■ Stated goal: Repeat the whole listing exactly as written.

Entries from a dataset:
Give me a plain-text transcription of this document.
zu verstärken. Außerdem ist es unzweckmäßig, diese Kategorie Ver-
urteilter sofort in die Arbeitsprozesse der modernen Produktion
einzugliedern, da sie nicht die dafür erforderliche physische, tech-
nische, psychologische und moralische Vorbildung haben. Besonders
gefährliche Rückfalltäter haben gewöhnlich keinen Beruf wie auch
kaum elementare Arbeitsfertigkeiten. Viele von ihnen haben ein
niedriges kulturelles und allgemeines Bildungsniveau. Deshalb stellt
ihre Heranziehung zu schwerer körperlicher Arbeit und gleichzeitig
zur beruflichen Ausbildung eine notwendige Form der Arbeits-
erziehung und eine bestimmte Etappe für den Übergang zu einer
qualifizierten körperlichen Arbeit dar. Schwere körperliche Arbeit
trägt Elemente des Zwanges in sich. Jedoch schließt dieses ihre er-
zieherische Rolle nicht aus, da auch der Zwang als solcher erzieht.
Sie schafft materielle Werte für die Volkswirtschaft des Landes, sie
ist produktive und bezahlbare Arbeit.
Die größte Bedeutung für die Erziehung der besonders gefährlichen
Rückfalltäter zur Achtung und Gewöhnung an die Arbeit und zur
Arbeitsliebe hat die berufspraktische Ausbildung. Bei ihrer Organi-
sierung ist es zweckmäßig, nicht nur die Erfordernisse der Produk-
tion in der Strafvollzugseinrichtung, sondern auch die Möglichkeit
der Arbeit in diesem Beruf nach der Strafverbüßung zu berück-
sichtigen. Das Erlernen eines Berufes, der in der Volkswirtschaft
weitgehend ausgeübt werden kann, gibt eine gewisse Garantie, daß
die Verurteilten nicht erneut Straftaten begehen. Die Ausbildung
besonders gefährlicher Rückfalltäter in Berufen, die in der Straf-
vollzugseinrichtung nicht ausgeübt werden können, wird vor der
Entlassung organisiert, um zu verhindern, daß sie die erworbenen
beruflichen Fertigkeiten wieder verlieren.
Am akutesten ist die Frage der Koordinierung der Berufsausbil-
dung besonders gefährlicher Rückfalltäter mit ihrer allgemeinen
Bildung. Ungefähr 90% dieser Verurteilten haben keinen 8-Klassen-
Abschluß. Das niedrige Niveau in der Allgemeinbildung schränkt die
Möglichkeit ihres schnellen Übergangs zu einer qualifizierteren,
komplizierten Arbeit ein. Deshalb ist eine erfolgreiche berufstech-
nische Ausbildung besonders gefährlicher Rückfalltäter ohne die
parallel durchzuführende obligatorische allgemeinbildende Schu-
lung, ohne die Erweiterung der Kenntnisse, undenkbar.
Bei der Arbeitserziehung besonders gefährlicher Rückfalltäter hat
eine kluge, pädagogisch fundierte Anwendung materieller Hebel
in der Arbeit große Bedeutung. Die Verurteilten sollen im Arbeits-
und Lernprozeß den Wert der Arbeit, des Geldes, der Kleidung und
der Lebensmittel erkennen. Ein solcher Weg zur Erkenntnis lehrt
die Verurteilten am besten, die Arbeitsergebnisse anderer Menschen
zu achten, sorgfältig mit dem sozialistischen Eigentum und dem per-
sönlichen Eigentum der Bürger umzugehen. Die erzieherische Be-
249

■ Result:
Give me a plain-text transcription of this document.
zu verstärken. Außerdem ist es unzweckmäßig, diese Kategorie Ver-
urteilter sofort in die Arbeitsprozesse der modernen Produktion
einzugliedern, da sie nicht die dafür erforderliche physische, tech-
nische, psychologische und moralische Vorbildung haben. Besonders
gefährliche Rückfalltäter haben gewöhnlich keinen Beruf wie auch
kaum elementare Arbeitsfertigkeiten. Viele von ihnen haben ein
niedriges kulturelles und allgemeines Bildungsniveau. Deshalb stellt
ihre Heranziehung zu schwerer körperlicher Arbeit und gleichzeitig
zur beruflichen Ausbildung eine notwendige Form der Arbeits-
erziehung und eine bestimmte Etappe für den Übergang zu einer
qualifizierten körperlichen Arbeit dar. Schwere körperliche Arbeit
trägt Elemente des Zwanges in sich. Jedoch schließt dieses ihre er-
zieherische Rolle nicht aus, da auch der Zwang als solcher erzieht.
Sie schafft materielle Werte für die Volkswirtschaft des Landes, sie
ist produktive und bezahlbare Arbeit.
Die größte Bedeutung für die Erziehung der besonders gefährlichen
Rückfalltäter zur Achtung und Gewöhnung an die Arbeit und zur
Arbeitsliebe hat die berufspraktische Ausbildung. Bei ihrer Organi-
sierung ist es zweckmäßig, nicht nur die Erfordernisse der Produk-
tion in der Strafvollzugseinrichtung, sondern auch die Möglichkeit
der Arbeit in diesem Beruf nach der Strafverbüßung zu berück-
sichtigen. Das Erlernen eines Berufes, der in der Volkswirtschaft
weitgehend ausgeübt werden kann, gibt eine gewisse Garantie, daß
die Verurteilten nicht erneut Straftaten begehen. Die Ausbildung
besonders gefährlicher Rückfalltäter in Berufen, die in der Straf-
vollzugseinrichtung nicht ausgeübt werden können, wird vor der
Entlassung organisiert, um zu verhindern, daß sie die erworbenen
beruflichen Fertigkeiten wieder verlieren.
Am akutesten ist die Frage der Koordinierung der Berufsausbil-
dung besonders gefährlicher Rückfalltäter mit ihrer allgemeinen
Bildung. Ungefähr 90% dieser Verurteilten haben keinen 8-Klassen-
Abschluß. Das niedrige Niveau in der Allgemeinbildung schränkt die
Möglichkeit ihres schnellen Übergangs zu einer qualifizierteren,
komplizierten Arbeit ein. Deshalb ist eine erfolgreiche berufstech-
nische Ausbildung besonders gefährlicher Rückfalltäter ohne die
parallel durchzuführende obligatorische allgemeinbildende Schu-
lung, ohne die Erweiterung der Kenntnisse, undenkbar.
Bei der Arbeitserziehung besonders gefährlicher Rückfalltäter hat
eine kluge, pädagogisch fundierte Anwendung materieller Hebel
in der Arbeit große Bedeutung. Die Verurteilten sollen im Arbeits-
und Lernprozeß den Wert der Arbeit, des Geldes, der Kleidung und
der Lebensmittel erkennen. Ein solcher Weg zur Erkenntnis lehrt
die Verurteilten am besten, die Arbeitsergebnisse anderer Menschen
zu achten, sorgfältig mit dem sozialistischen Eigentum und dem per-
sönlichen Eigentum der Bürger umzugehen. Die erzieherische Be-
249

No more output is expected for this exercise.